=== Given records ===
---------------

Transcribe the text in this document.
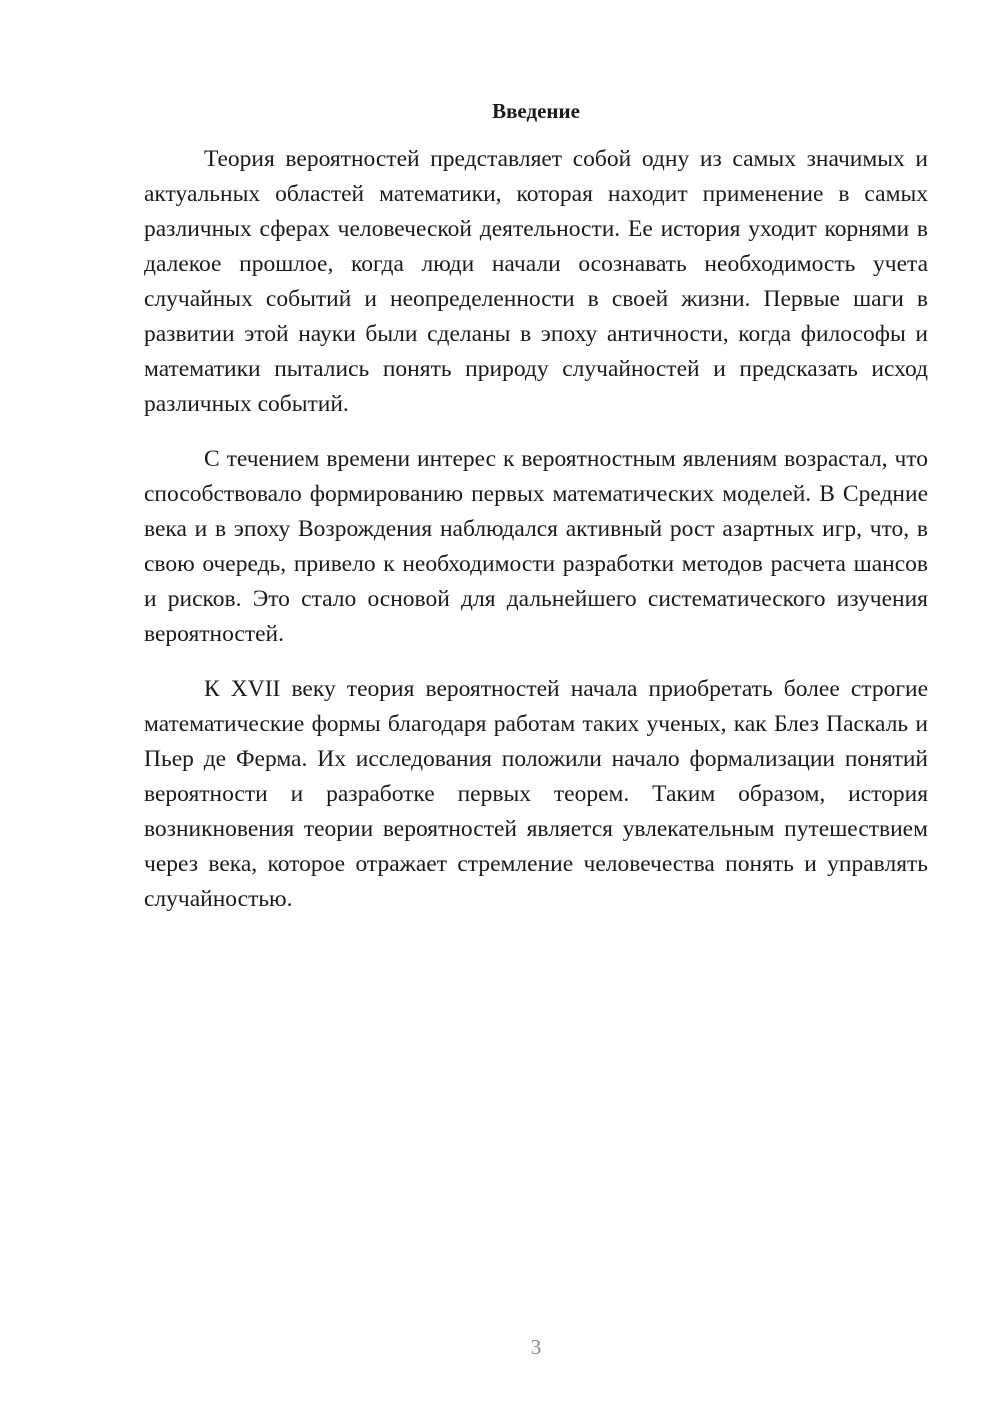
Введение

Теория вероятностей представляет собой одну из самых значимых и актуальных областей математики, которая находит применение в самых различных сферах человеческой деятельности. Ее история уходит корнями в далекое прошлое, когда люди начали осознавать необходимость учета случайных событий и неопределенности в своей жизни. Первые шаги в развитии этой науки были сделаны в эпоху античности, когда философы и математики пытались понять природу случайностей и предсказать исход различных событий.

С течением времени интерес к вероятностным явлениям возрастал, что способствовало формированию первых математических моделей. В Средние века и в эпоху Возрождения наблюдался активный рост азартных игр, что, в свою очередь, привело к необходимости разработки методов расчета шансов и рисков. Это стало основой для дальнейшего систематического изучения вероятностей.

К XVII веку теория вероятностей начала приобретать более строгие математические формы благодаря работам таких ученых, как Блез Паскаль и Пьер де Ферма. Их исследования положили начало формализации понятий вероятности и разработке первых теорем. Таким образом, история возникновения теории вероятностей является увлекательным путешествием через века, которое отражает стремление человечества понять и управлять случайностью.

3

---------------

=== Written instruction ===
Repeat the data exactly, dropping every picture it holds.

=== Answer for the task ===
Transcribe the text in this document.
Введение

Теория вероятностей представляет собой одну из самых значимых и актуальных областей математики, которая находит применение в самых различных сферах человеческой деятельности. Ее история уходит корнями в далекое прошлое, когда люди начали осознавать необходимость учета случайных событий и неопределенности в своей жизни. Первые шаги в развитии этой науки были сделаны в эпоху античности, когда философы и математики пытались понять природу случайностей и предсказать исход различных событий.

С течением времени интерес к вероятностным явлениям возрастал, что способствовало формированию первых математических моделей. В Средние века и в эпоху Возрождения наблюдался активный рост азартных игр, что, в свою очередь, привело к необходимости разработки методов расчета шансов и рисков. Это стало основой для дальнейшего систематического изучения вероятностей.

К XVII веку теория вероятностей начала приобретать более строгие математические формы благодаря работам таких ученых, как Блез Паскаль и Пьер де Ферма. Их исследования положили начало формализации понятий вероятности и разработке первых теорем. Таким образом, история возникновения теории вероятностей является увлекательным путешествием через века, которое отражает стремление человечества понять и управлять случайностью.

3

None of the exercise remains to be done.